***** Dataset content *****
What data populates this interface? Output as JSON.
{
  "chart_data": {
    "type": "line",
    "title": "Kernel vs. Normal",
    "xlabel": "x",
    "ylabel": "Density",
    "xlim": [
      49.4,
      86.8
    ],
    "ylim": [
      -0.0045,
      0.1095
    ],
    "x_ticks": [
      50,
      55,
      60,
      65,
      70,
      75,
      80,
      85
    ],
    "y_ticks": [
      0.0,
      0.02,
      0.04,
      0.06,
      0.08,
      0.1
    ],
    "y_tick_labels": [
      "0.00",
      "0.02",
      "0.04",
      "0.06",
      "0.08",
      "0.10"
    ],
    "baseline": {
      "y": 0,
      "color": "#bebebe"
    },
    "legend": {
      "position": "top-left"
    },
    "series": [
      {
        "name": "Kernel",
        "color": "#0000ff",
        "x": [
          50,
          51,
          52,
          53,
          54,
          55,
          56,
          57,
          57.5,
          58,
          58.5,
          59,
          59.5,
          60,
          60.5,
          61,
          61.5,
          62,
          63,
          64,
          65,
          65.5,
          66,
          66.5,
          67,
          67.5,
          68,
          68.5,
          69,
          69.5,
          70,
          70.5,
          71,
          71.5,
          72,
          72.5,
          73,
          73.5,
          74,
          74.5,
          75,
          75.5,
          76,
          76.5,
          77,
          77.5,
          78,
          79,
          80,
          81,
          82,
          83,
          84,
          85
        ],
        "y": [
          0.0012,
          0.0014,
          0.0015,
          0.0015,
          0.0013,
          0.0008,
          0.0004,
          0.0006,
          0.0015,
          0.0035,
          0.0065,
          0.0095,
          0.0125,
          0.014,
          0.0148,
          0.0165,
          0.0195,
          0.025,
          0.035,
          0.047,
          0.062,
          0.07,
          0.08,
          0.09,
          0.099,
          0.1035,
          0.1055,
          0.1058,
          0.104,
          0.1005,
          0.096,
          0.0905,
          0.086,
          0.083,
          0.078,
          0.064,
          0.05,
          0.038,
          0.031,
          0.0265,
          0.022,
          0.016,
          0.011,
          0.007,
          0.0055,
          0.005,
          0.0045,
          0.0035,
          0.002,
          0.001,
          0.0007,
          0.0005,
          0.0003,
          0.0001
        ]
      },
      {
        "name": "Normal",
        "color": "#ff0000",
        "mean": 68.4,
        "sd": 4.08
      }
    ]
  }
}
*****
Instructions for the task: Please quote every record above exactly as it appears.

Complete response:
What data populates this interface? Output as JSON.
{
  "chart_data": {
    "type": "line",
    "title": "Kernel vs. Normal",
    "xlabel": "x",
    "ylabel": "Density",
    "xlim": [
      49.4,
      86.8
    ],
    "ylim": [
      -0.0045,
      0.1095
    ],
    "x_ticks": [
      50,
      55,
      60,
      65,
      70,
      75,
      80,
      85
    ],
    "y_ticks": [
      0.0,
      0.02,
      0.04,
      0.06,
      0.08,
      0.1
    ],
    "y_tick_labels": [
      "0.00",
      "0.02",
      "0.04",
      "0.06",
      "0.08",
      "0.10"
    ],
    "baseline": {
      "y": 0,
      "color": "#bebebe"
    },
    "legend": {
      "position": "top-left"
    },
    "series": [
      {
        "name": "Kernel",
        "color": "#0000ff",
        "x": [
          50,
          51,
          52,
          53,
          54,
          55,
          56,
          57,
          57.5,
          58,
          58.5,
          59,
          59.5,
          60,
          60.5,
          61,
          61.5,
          62,
          63,
          64,
          65,
          65.5,
          66,
          66.5,
          67,
          67.5,
          68,
          68.5,
          69,
          69.5,
          70,
          70.5,
          71,
          71.5,
          72,
          72.5,
          73,
          73.5,
          74,
          74.5,
          75,
          75.5,
          76,
          76.5,
          77,
          77.5,
          78,
          79,
          80,
          81,
          82,
          83,
          84,
          85
        ],
        "y": [
          0.0012,
          0.0014,
          0.0015,
          0.0015,
          0.0013,
          0.0008,
          0.0004,
          0.0006,
          0.0015,
          0.0035,
          0.0065,
          0.0095,
          0.0125,
          0.014,
          0.0148,
          0.0165,
          0.0195,
          0.025,
          0.035,
          0.047,
          0.062,
          0.07,
          0.08,
          0.09,
          0.099,
          0.1035,
          0.1055,
          0.1058,
          0.104,
          0.1005,
          0.096,
          0.0905,
          0.086,
          0.083,
          0.078,
          0.064,
          0.05,
          0.038,
          0.031,
          0.0265,
          0.022,
          0.016,
          0.011,
          0.007,
          0.0055,
          0.005,
          0.0045,
          0.0035,
          0.002,
          0.001,
          0.0007,
          0.0005,
          0.0003,
          0.0001
        ]
      },
      {
        "name": "Normal",
        "color": "#ff0000",
        "mean": 68.4,
        "sd": 4.08
      }
    ]
  }
}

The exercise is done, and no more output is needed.